▶ _WHAT IS BEING ASKED_: Repeat every line of the listing below exactly, minus the pictures.

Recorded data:
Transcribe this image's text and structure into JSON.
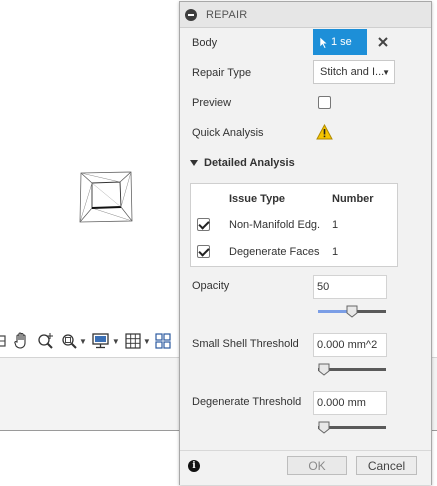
{
  "panel": {
    "title": "REPAIR",
    "body_label": "Body",
    "body_selection": "1 se",
    "repair_type_label": "Repair Type",
    "repair_type_value": "Stitch and I...",
    "preview_label": "Preview",
    "preview_checked": false,
    "quick_analysis_label": "Quick Analysis",
    "quick_analysis_icon": "warning-icon",
    "detailed_analysis_label": "Detailed Analysis",
    "table": {
      "headers": [
        "Issue Type",
        "Number"
      ],
      "rows": [
        {
          "checked": true,
          "issue": "Non-Manifold Edg...",
          "number": "1"
        },
        {
          "checked": true,
          "issue": "Degenerate Faces",
          "number": "1"
        }
      ]
    },
    "opacity_label": "Opacity",
    "opacity_value": "50",
    "opacity_slider_fraction": 0.5,
    "small_shell_label": "Small Shell Threshold",
    "small_shell_value": "0.000 mm^2",
    "small_shell_slider_fraction": 0,
    "degenerate_label": "Degenerate Threshold",
    "degenerate_value": "0.000 mm",
    "degenerate_slider_fraction": 0,
    "ok_label": "OK",
    "cancel_label": "Cancel"
  },
  "toolbar": {
    "icons": [
      "orbit-icon",
      "pan-hand-icon",
      "zoom-window-icon",
      "fit-zoom-icon",
      "display-settings-icon",
      "grid-icon",
      "viewports-icon"
    ]
  },
  "colors": {
    "selection_blue": "#1d8fd8",
    "slider_fill": "#7b9ee6",
    "warning_yellow": "#f5c400"
  }
}
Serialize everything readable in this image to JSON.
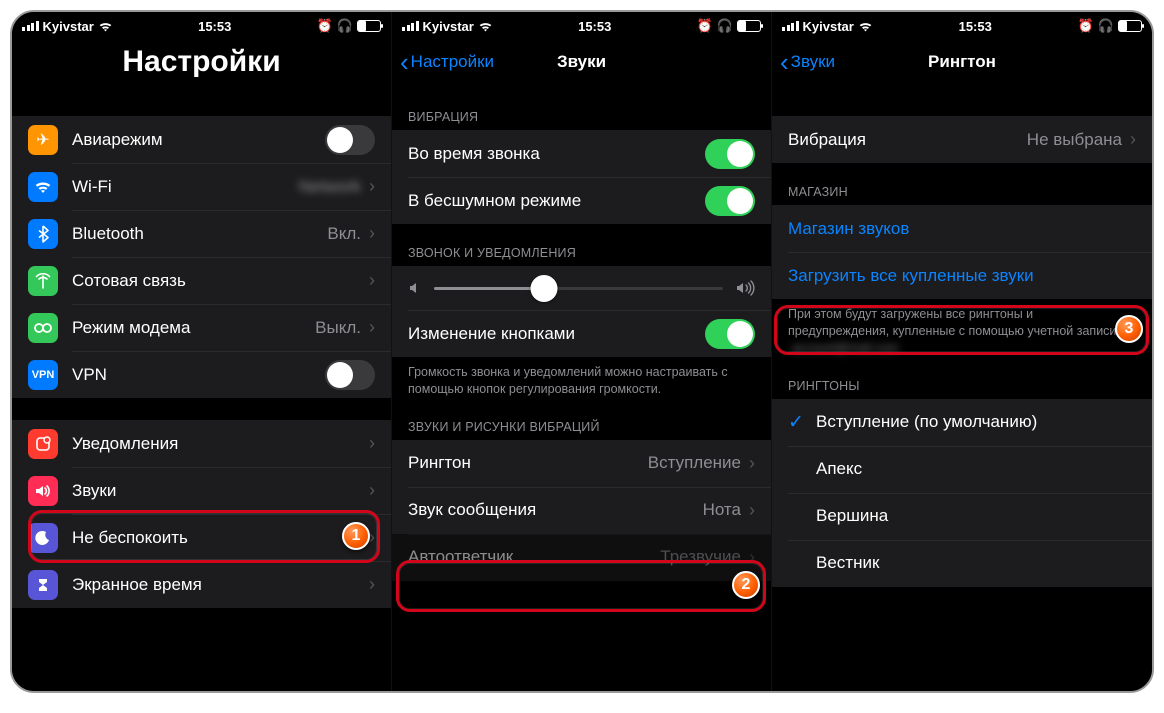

▶ _SOLUTION TO THE EXERCISE_:
Transcribe this image's text and structure into JSON.
{
  "panel": {
    "title": "REPAIR",
    "body_label": "Body",
    "body_selection": "1 se",
    "repair_type_label": "Repair Type",
    "repair_type_value": "Stitch and I...",
    "preview_label": "Preview",
    "preview_checked": false,
    "quick_analysis_label": "Quick Analysis",
    "quick_analysis_icon": "warning-icon",
    "detailed_analysis_label": "Detailed Analysis",
    "table": {
      "headers": [
        "Issue Type",
        "Number"
      ],
      "rows": [
        {
          "checked": true,
          "issue": "Non-Manifold Edg...",
          "number": "1"
        },
        {
          "checked": true,
          "issue": "Degenerate Faces",
          "number": "1"
        }
      ]
    },
    "opacity_label": "Opacity",
    "opacity_value": "50",
    "opacity_slider_fraction": 0.5,
    "small_shell_label": "Small Shell Threshold",
    "small_shell_value": "0.000 mm^2",
    "small_shell_slider_fraction": 0,
    "degenerate_label": "Degenerate Threshold",
    "degenerate_value": "0.000 mm",
    "degenerate_slider_fraction": 0,
    "ok_label": "OK",
    "cancel_label": "Cancel"
  },
  "toolbar": {
    "icons": [
      "orbit-icon",
      "pan-hand-icon",
      "zoom-window-icon",
      "fit-zoom-icon",
      "display-settings-icon",
      "grid-icon",
      "viewports-icon"
    ]
  },
  "colors": {
    "selection_blue": "#1d8fd8",
    "slider_fill": "#7b9ee6",
    "warning_yellow": "#f5c400"
  }
}
Serialize everything readable in this image to JSON.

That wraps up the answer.